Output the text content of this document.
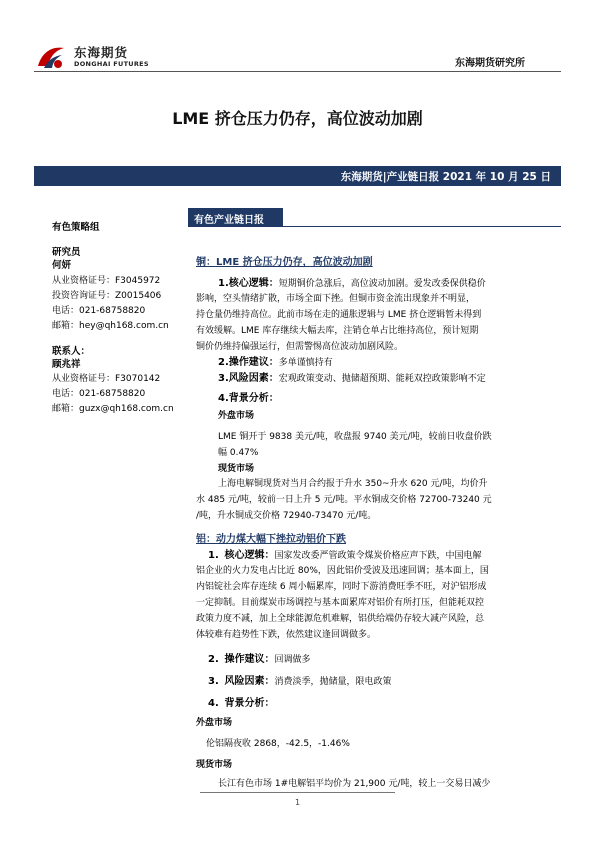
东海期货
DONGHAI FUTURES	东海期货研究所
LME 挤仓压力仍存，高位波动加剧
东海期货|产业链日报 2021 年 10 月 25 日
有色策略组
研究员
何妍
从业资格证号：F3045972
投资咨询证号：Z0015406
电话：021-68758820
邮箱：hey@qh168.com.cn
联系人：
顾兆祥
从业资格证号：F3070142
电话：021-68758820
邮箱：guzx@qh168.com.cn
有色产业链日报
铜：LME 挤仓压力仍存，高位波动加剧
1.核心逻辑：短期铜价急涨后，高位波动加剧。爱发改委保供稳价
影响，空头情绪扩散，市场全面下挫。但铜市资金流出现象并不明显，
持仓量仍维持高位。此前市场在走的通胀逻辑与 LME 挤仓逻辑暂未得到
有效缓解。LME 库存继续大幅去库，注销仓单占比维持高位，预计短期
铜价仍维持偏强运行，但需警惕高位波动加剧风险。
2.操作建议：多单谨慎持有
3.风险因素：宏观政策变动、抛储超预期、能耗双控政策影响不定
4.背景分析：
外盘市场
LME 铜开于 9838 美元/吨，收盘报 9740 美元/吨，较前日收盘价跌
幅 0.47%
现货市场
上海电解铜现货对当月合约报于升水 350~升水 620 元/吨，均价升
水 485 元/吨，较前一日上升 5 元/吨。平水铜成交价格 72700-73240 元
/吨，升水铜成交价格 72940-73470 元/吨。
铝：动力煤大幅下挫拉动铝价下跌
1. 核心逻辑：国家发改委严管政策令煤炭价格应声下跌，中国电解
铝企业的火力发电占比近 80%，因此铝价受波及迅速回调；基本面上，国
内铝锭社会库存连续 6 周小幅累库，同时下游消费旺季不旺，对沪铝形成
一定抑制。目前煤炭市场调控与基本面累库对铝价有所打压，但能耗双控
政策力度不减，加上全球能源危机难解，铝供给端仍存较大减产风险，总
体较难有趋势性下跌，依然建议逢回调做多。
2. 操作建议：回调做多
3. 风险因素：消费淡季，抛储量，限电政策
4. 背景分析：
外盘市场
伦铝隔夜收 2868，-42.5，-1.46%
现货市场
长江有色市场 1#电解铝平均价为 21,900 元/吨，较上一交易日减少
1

● ● ● ● ● ● ●

What to produce: The records above need to be given again exactly. Omit the pictures.

Answer for the task:
Output the text content of this document.
东海期货
DONGHAI FUTURES	东海期货研究所
LME 挤仓压力仍存，高位波动加剧
东海期货|产业链日报 2021 年 10 月 25 日
有色策略组
研究员
何妍
从业资格证号：F3045972
投资咨询证号：Z0015406
电话：021-68758820
邮箱：hey@qh168.com.cn
联系人：
顾兆祥
从业资格证号：F3070142
电话：021-68758820
邮箱：guzx@qh168.com.cn
有色产业链日报
铜：LME 挤仓压力仍存，高位波动加剧
1.核心逻辑：短期铜价急涨后，高位波动加剧。爱发改委保供稳价
影响，空头情绪扩散，市场全面下挫。但铜市资金流出现象并不明显，
持仓量仍维持高位。此前市场在走的通胀逻辑与 LME 挤仓逻辑暂未得到
有效缓解。LME 库存继续大幅去库，注销仓单占比维持高位，预计短期
铜价仍维持偏强运行，但需警惕高位波动加剧风险。
2.操作建议：多单谨慎持有
3.风险因素：宏观政策变动、抛储超预期、能耗双控政策影响不定
4.背景分析：
外盘市场
LME 铜开于 9838 美元/吨，收盘报 9740 美元/吨，较前日收盘价跌
幅 0.47%
现货市场
上海电解铜现货对当月合约报于升水 350~升水 620 元/吨，均价升
水 485 元/吨，较前一日上升 5 元/吨。平水铜成交价格 72700-73240 元
/吨，升水铜成交价格 72940-73470 元/吨。
铝：动力煤大幅下挫拉动铝价下跌
1. 核心逻辑：国家发改委严管政策令煤炭价格应声下跌，中国电解
铝企业的火力发电占比近 80%，因此铝价受波及迅速回调；基本面上，国
内铝锭社会库存连续 6 周小幅累库，同时下游消费旺季不旺，对沪铝形成
一定抑制。目前煤炭市场调控与基本面累库对铝价有所打压，但能耗双控
政策力度不减，加上全球能源危机难解，铝供给端仍存较大减产风险，总
体较难有趋势性下跌，依然建议逢回调做多。
2. 操作建议：回调做多
3. 风险因素：消费淡季，抛储量，限电政策
4. 背景分析：
外盘市场
伦铝隔夜收 2868，-42.5，-1.46%
现货市场
长江有色市场 1#电解铝平均价为 21,900 元/吨，较上一交易日减少
1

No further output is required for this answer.